» **Dataset entries**:
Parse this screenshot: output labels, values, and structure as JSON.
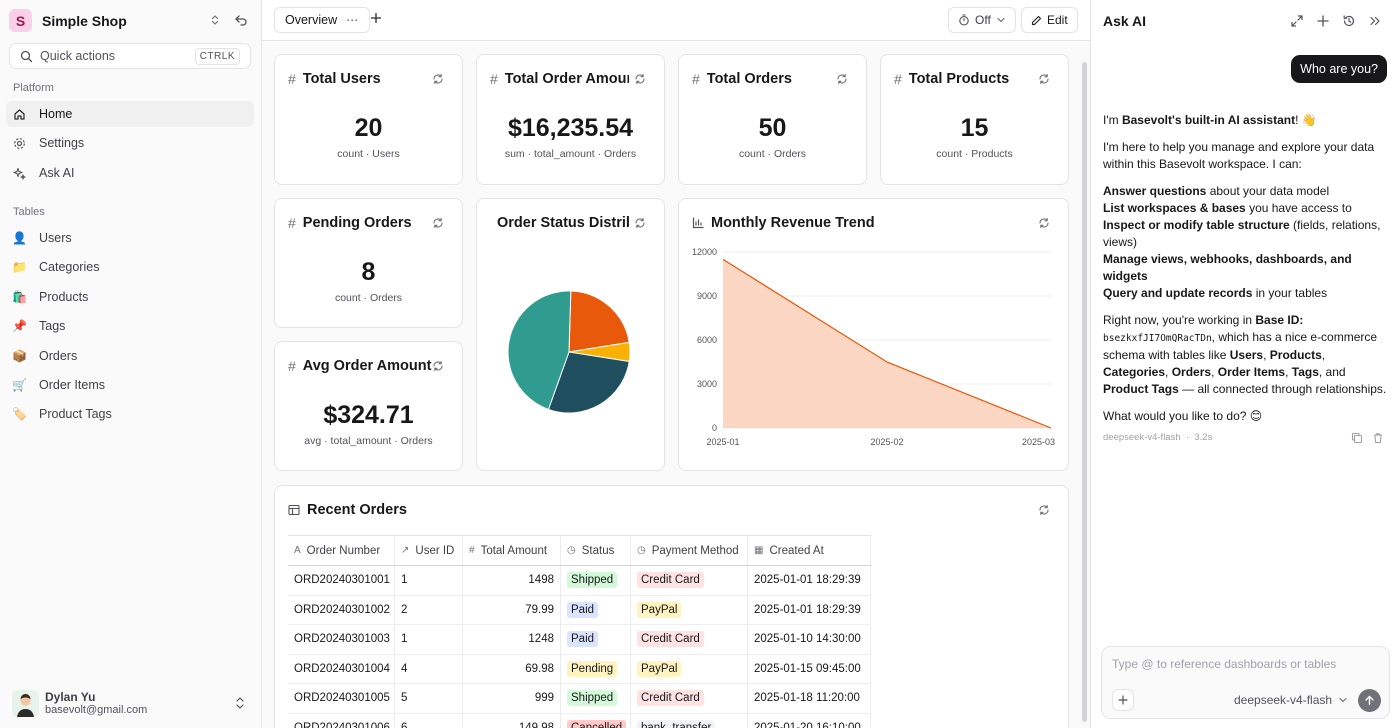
{
  "sidebar": {
    "brand_letter": "S",
    "brand_name": "Simple Shop",
    "quick_actions": "Quick actions",
    "quick_shortcut": "CTRLK",
    "platform_label": "Platform",
    "platform_items": [
      {
        "label": "Home",
        "icon": "home-icon"
      },
      {
        "label": "Settings",
        "icon": "gear-icon"
      },
      {
        "label": "Ask AI",
        "icon": "sparkle-icon"
      }
    ],
    "tables_label": "Tables",
    "table_items": [
      {
        "label": "Users",
        "emoji": "👤"
      },
      {
        "label": "Categories",
        "emoji": "📁"
      },
      {
        "label": "Products",
        "emoji": "🛍️"
      },
      {
        "label": "Tags",
        "emoji": "📌"
      },
      {
        "label": "Orders",
        "emoji": "📦"
      },
      {
        "label": "Order Items",
        "emoji": "🛒"
      },
      {
        "label": "Product Tags",
        "emoji": "🏷️"
      }
    ],
    "user": {
      "name": "Dylan Yu",
      "email": "basevolt@gmail.com"
    }
  },
  "topbar": {
    "tab_label": "Overview",
    "toggle_label": "Off",
    "edit_label": "Edit"
  },
  "cards": {
    "total_users": {
      "title": "Total Users",
      "value": "20",
      "sub": "count · Users"
    },
    "total_order_amount": {
      "title": "Total Order Amount",
      "value": "$16,235.54",
      "sub": "sum · total_amount · Orders"
    },
    "total_orders": {
      "title": "Total Orders",
      "value": "50",
      "sub": "count · Orders"
    },
    "total_products": {
      "title": "Total Products",
      "value": "15",
      "sub": "count · Products"
    },
    "pending_orders": {
      "title": "Pending Orders",
      "value": "8",
      "sub": "count · Orders"
    },
    "avg_order_amount": {
      "title": "Avg Order Amount",
      "value": "$324.71",
      "sub": "avg · total_amount · Orders"
    },
    "status_chart": {
      "title": "Order Status Distribution"
    },
    "revenue_chart": {
      "title": "Monthly Revenue Trend"
    },
    "recent_orders": {
      "title": "Recent Orders"
    }
  },
  "chart_data": [
    {
      "type": "pie",
      "title": "Order Status Distribution",
      "slices": [
        {
          "value": 22,
          "color": "#e8590c"
        },
        {
          "value": 5,
          "color": "#fab005"
        },
        {
          "value": 28,
          "color": "#1f4e5f"
        },
        {
          "value": 45,
          "color": "#2f9c8f"
        }
      ]
    },
    {
      "type": "area",
      "title": "Monthly Revenue Trend",
      "x": [
        "2025-01",
        "2025-02",
        "2025-03"
      ],
      "y": [
        11500,
        4500,
        0
      ],
      "yticks": [
        0,
        3000,
        6000,
        9000,
        12000
      ],
      "ylim": [
        0,
        12000
      ],
      "color": "#e8590c",
      "fill": "#fbd3bd",
      "grid": true
    }
  ],
  "table": {
    "columns": [
      {
        "label": "Order Number",
        "icon": "A",
        "width": 107
      },
      {
        "label": "User ID",
        "icon": "↗",
        "width": 68
      },
      {
        "label": "Total Amount",
        "icon": "#",
        "width": 98
      },
      {
        "label": "Status",
        "icon": "◷",
        "width": 70
      },
      {
        "label": "Payment Method",
        "icon": "◷",
        "width": 117
      },
      {
        "label": "Created At",
        "icon": "▦",
        "width": 123
      }
    ],
    "rows": [
      {
        "order": "ORD20240301001",
        "user": "1",
        "amount": "1498",
        "status": "Shipped",
        "payment": "Credit Card",
        "created": "2025-01-01 18:29:39"
      },
      {
        "order": "ORD20240301002",
        "user": "2",
        "amount": "79.99",
        "status": "Paid",
        "payment": "PayPal",
        "created": "2025-01-01 18:29:39"
      },
      {
        "order": "ORD20240301003",
        "user": "1",
        "amount": "1248",
        "status": "Paid",
        "payment": "Credit Card",
        "created": "2025-01-10 14:30:00"
      },
      {
        "order": "ORD20240301004",
        "user": "4",
        "amount": "69.98",
        "status": "Pending",
        "payment": "PayPal",
        "created": "2025-01-15 09:45:00"
      },
      {
        "order": "ORD20240301005",
        "user": "5",
        "amount": "999",
        "status": "Shipped",
        "payment": "Credit Card",
        "created": "2025-01-18 11:20:00"
      },
      {
        "order": "ORD20240301006",
        "user": "6",
        "amount": "149.98",
        "status": "Cancelled",
        "payment": "bank_transfer",
        "created": "2025-01-20 16:10:00"
      }
    ],
    "status_colors": {
      "Shipped": "#d3f9d8",
      "Paid": "#dbe4ff",
      "Pending": "#fff3bf",
      "Cancelled": "#ffc9c9"
    },
    "payment_colors": {
      "Credit Card": "#ffe3e3",
      "PayPal": "#fff3bf",
      "bank_transfer": "#f1f3f5"
    }
  },
  "ai": {
    "title": "Ask AI",
    "user_message": "Who are you?",
    "response": {
      "p1_a": "I'm ",
      "p1_b": "Basevolt's built-in AI assistant",
      "p1_c": "! 👋",
      "p2": "I'm here to help you manage and explore your data within this Basevolt workspace. I can:",
      "list": [
        {
          "bold": "Answer questions",
          "rest": " about your data model"
        },
        {
          "bold": "List workspaces & bases",
          "rest": " you have access to"
        },
        {
          "bold": "Inspect or modify table structure",
          "rest": " (fields, relations, views)"
        },
        {
          "bold": "Manage views, webhooks, dashboards, and widgets",
          "rest": ""
        },
        {
          "bold": "Query and update records",
          "rest": " in your tables"
        }
      ],
      "p3_a": "Right now, you're working in ",
      "p3_b": "Base ID:",
      "p3_code": "bsezkxfJI7OmQRacTDn",
      "p3_c": ", which has a nice e-commerce schema with tables like ",
      "p3_t1": "Users",
      "p3_t2": "Products",
      "p3_t3": "Categories",
      "p3_t4": "Orders",
      "p3_t5": "Order Items",
      "p3_t6": "Tags",
      "p3_t7": "Product Tags",
      "p3_d": " — all connected through relationships.",
      "p4": "What would you like to do? 😊"
    },
    "meta_model": "deepseek-v4-flash",
    "meta_time": "3.2s",
    "input_placeholder": "Type @ to reference dashboards or tables",
    "model_select": "deepseek-v4-flash"
  }
}
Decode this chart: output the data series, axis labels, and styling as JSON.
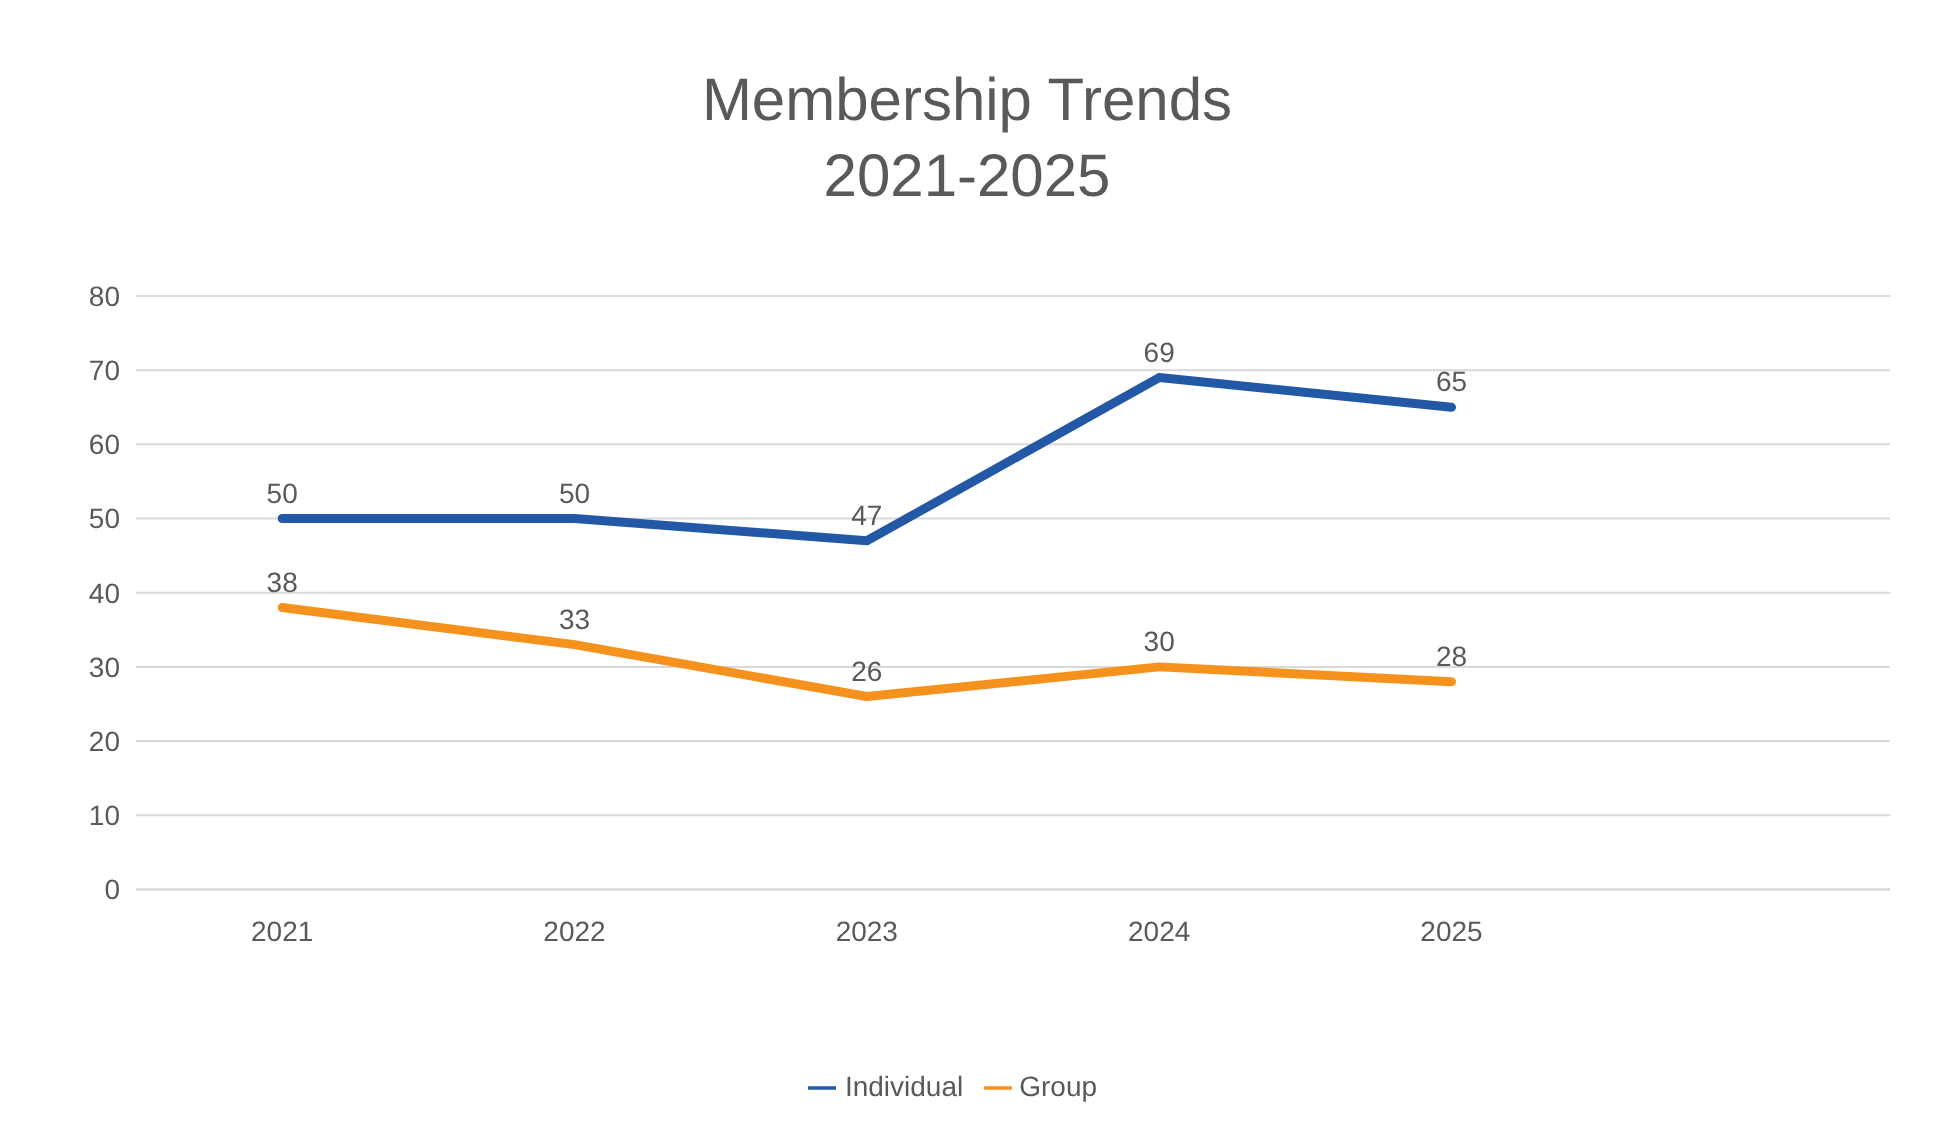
{
  "chart_data": {
    "type": "line",
    "title": "Membership Trends",
    "subtitle": "2021-2025",
    "categories": [
      "2021",
      "2022",
      "2023",
      "2024",
      "2025",
      null
    ],
    "series": [
      {
        "name": "Individual",
        "color": "#2358a6",
        "values": [
          50,
          50,
          47,
          69,
          65,
          null
        ]
      },
      {
        "name": "Group",
        "color": "#f5921e",
        "values": [
          38,
          33,
          26,
          30,
          28,
          null
        ]
      }
    ],
    "ylim": [
      0,
      80
    ],
    "yticks": [
      0,
      10,
      20,
      30,
      40,
      50,
      60,
      70,
      80
    ],
    "grid": "y",
    "legend": "bottom",
    "data_labels": true,
    "marker": "none",
    "line_style": "solid"
  }
}
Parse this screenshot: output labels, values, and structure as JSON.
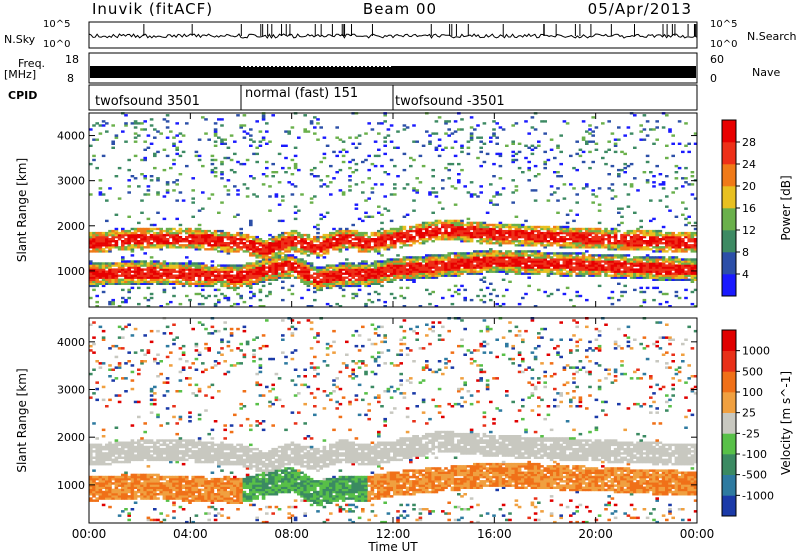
{
  "header": {
    "title_left": "Inuvik (fitACF)",
    "title_center": "Beam 00",
    "title_right": "05/Apr/2013"
  },
  "strip_panels": {
    "nsky_label": "N.Sky",
    "nsky_ticks": [
      "10^5",
      "10^0"
    ],
    "nsearch_label": "N.Search",
    "freq_label": "Freq.",
    "freq_unit": "[MHz]",
    "freq_ticks": [
      "18",
      "8"
    ],
    "nave_ticks": [
      "60",
      "0"
    ],
    "nave_label": "Nave",
    "cpid_label": "CPID",
    "cpid_segments": [
      {
        "start": 0,
        "end": 6,
        "label": "twofsound 3501"
      },
      {
        "start": 6,
        "end": 12,
        "label": "normal (fast) 151"
      },
      {
        "start": 12,
        "end": 24,
        "label": "twofsound -3501"
      }
    ]
  },
  "chart_data": [
    {
      "type": "heatmap",
      "title": "",
      "ylabel": "Slant Range [km]",
      "xlabel": "",
      "xlim": [
        0,
        24
      ],
      "ylim": [
        200,
        4500
      ],
      "yticks": [
        1000,
        2000,
        3000,
        4000
      ],
      "colorbar": {
        "label": "Power [dB]",
        "ticks": [
          "4",
          "8",
          "12",
          "16",
          "20",
          "24",
          "28"
        ],
        "colors": [
          "#1a1aff",
          "#2c4fa8",
          "#3d8a63",
          "#6ab04b",
          "#e8c020",
          "#f07a18",
          "#ee3018",
          "#e80000"
        ]
      },
      "features": [
        {
          "name": "lower band",
          "center_km": [
            900,
            950,
            900,
            850,
            1000,
            1100,
            800,
            900,
            900,
            1000,
            1100,
            1200,
            1100,
            1000
          ],
          "time_h": [
            0,
            2,
            4,
            6,
            7,
            8,
            9,
            10,
            11,
            12,
            14,
            16,
            20,
            24
          ]
        },
        {
          "name": "upper band",
          "center_km": [
            1600,
            1700,
            1700,
            1600,
            1450,
            1650,
            1500,
            1700,
            1600,
            1700,
            1900,
            1800,
            1700,
            1600
          ],
          "time_h": [
            0,
            2,
            4,
            6,
            7,
            8,
            9,
            10,
            11,
            12,
            14,
            16,
            20,
            24
          ]
        }
      ]
    },
    {
      "type": "heatmap",
      "title": "",
      "ylabel": "Slant Range [km]",
      "xlabel": "Time UT",
      "xlim": [
        0,
        24
      ],
      "ylim": [
        200,
        4500
      ],
      "yticks": [
        1000,
        2000,
        3000,
        4000
      ],
      "xticks": [
        "00:00",
        "04:00",
        "08:00",
        "12:00",
        "16:00",
        "20:00",
        "00:00"
      ],
      "colorbar": {
        "label": "Velocity [m s^-1]",
        "ticks": [
          "1000",
          "500",
          "100",
          "25",
          "-25",
          "-100",
          "-500",
          "-1000"
        ],
        "colors": [
          "#1b3aa8",
          "#2e7aa0",
          "#3b8a62",
          "#58c048",
          "#c8c8c0",
          "#f0a040",
          "#f07018",
          "#e83018",
          "#e00000"
        ]
      }
    }
  ]
}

» **What you should do**:
Say how many lines have the string "flash" in them, offering no words beyond the number.

» **Task result**:
2